Exercise aim:
Print the lines of the listing below verbatim, starting with the line that contains "track-line — [141, 340, 213, 420]" and going on through the line that contains "track-line — [380, 269, 597, 301]".

Data supplied:
/---

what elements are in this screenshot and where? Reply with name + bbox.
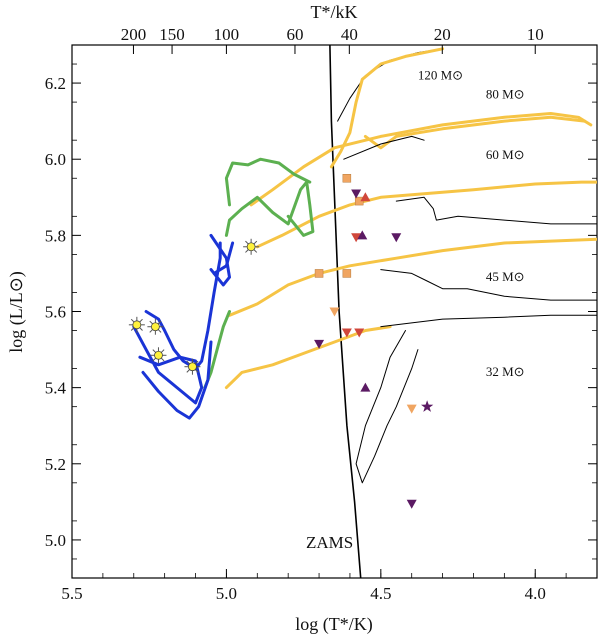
track-line — [141, 340, 213, 420]
track-line — [132, 325, 204, 405]
chart-labels: 5.5 5.0 4.5 4.0 5.0 5.2 5.4 5.6 5.8 6.0 6.2 200 150 1… — [45, 25, 546, 603]
track-line — [255, 180, 597, 249]
track-line — [249, 112, 593, 207]
track-line — [224, 180, 315, 237]
observed-star-triangle-down — [354, 328, 365, 338]
track-line — [343, 135, 425, 160]
evolutionary-tracks — [132, 45, 597, 578]
observed-star-square — [342, 174, 352, 183]
mass-label: 32 M⊙ — [486, 364, 525, 379]
track-line — [380, 269, 597, 301]
track-line — [329, 45, 362, 578]
mass-label: 60 M⊙ — [486, 147, 525, 162]
observed-star-triangle-down — [391, 233, 402, 243]
sun-marker — [243, 238, 260, 255]
track-line — [395, 196, 597, 225]
y-tick-label: 5.6 — [45, 303, 66, 322]
observed-star-triangle-down — [341, 328, 352, 338]
y-axis-title: log (L/L⊙) — [6, 271, 27, 353]
mass-label: 45 M⊙ — [486, 269, 525, 284]
sun-marker — [150, 347, 167, 364]
axis-ticks — [71, 45, 597, 578]
top-tick-label: 40 — [341, 25, 358, 44]
y-tick-label: 5.2 — [45, 455, 66, 474]
observed-star-triangle-down — [351, 233, 362, 243]
x-tick-label: 5.5 — [61, 584, 82, 603]
observed-star-triangle-up — [360, 192, 371, 202]
track-line — [228, 237, 597, 317]
x-axis-title: log (T*/K) — [295, 614, 372, 635]
top-tick-label: 200 — [121, 25, 147, 44]
sun-marker — [147, 318, 164, 335]
track-line — [380, 314, 597, 328]
top-axis-title: T*/kK — [311, 2, 358, 22]
y-tick-label: 6.2 — [45, 74, 66, 93]
top-tick-label: 10 — [527, 25, 544, 44]
x-tick-label: 4.5 — [370, 584, 391, 603]
x-tick-label: 5.0 — [216, 584, 237, 603]
sun-marker — [128, 316, 145, 333]
top-tick-label: 20 — [434, 25, 451, 44]
y-tick-label: 5.4 — [45, 379, 67, 398]
track-line — [355, 330, 419, 484]
sun-marker — [184, 358, 201, 375]
y-tick-label: 5.8 — [45, 226, 66, 245]
observed-star-triangle-down — [406, 404, 417, 414]
track-line — [224, 325, 392, 390]
observed-star-square — [314, 269, 324, 278]
observed-star-triangle-up — [360, 382, 371, 392]
mass-label: 80 M⊙ — [486, 86, 525, 101]
y-tick-label: 6.0 — [45, 150, 66, 169]
observed-star-square — [342, 269, 352, 278]
y-tick-label: 5.0 — [45, 531, 66, 550]
observed-star-triangle-down — [406, 499, 417, 509]
observed-stars — [128, 174, 434, 509]
observed-star-triangle-down — [351, 189, 362, 199]
track-line — [224, 157, 312, 207]
observed-star-triangle-up — [357, 230, 368, 240]
observed-star-starmark — [421, 400, 434, 412]
mass-label: 120 M⊙ — [418, 67, 463, 82]
top-tick-label: 60 — [286, 25, 303, 44]
observed-star-triangle-down — [314, 339, 325, 349]
x-tick-label: 4.0 — [525, 584, 546, 603]
observed-star-triangle-down — [329, 307, 340, 317]
top-tick-label: 100 — [214, 25, 240, 44]
track-line — [329, 47, 445, 169]
track-line — [363, 115, 587, 150]
top-tick-label: 150 — [159, 25, 185, 44]
zams-label: ZAMS — [306, 533, 353, 552]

\---

Solution:
track-line — [141, 340, 213, 420]
track-line — [132, 325, 204, 405]
chart-labels: 5.5 5.0 4.5 4.0 5.0 5.2 5.4 5.6 5.8 6.0 6.2 200 150 1… — [45, 25, 546, 603]
track-line — [255, 180, 597, 249]
track-line — [249, 112, 593, 207]
track-line — [224, 180, 315, 237]
observed-star-triangle-down — [354, 328, 365, 338]
track-line — [343, 135, 425, 160]
evolutionary-tracks — [132, 45, 597, 578]
observed-star-square — [342, 174, 352, 183]
mass-label: 32 M⊙ — [486, 364, 525, 379]
track-line — [380, 269, 597, 301]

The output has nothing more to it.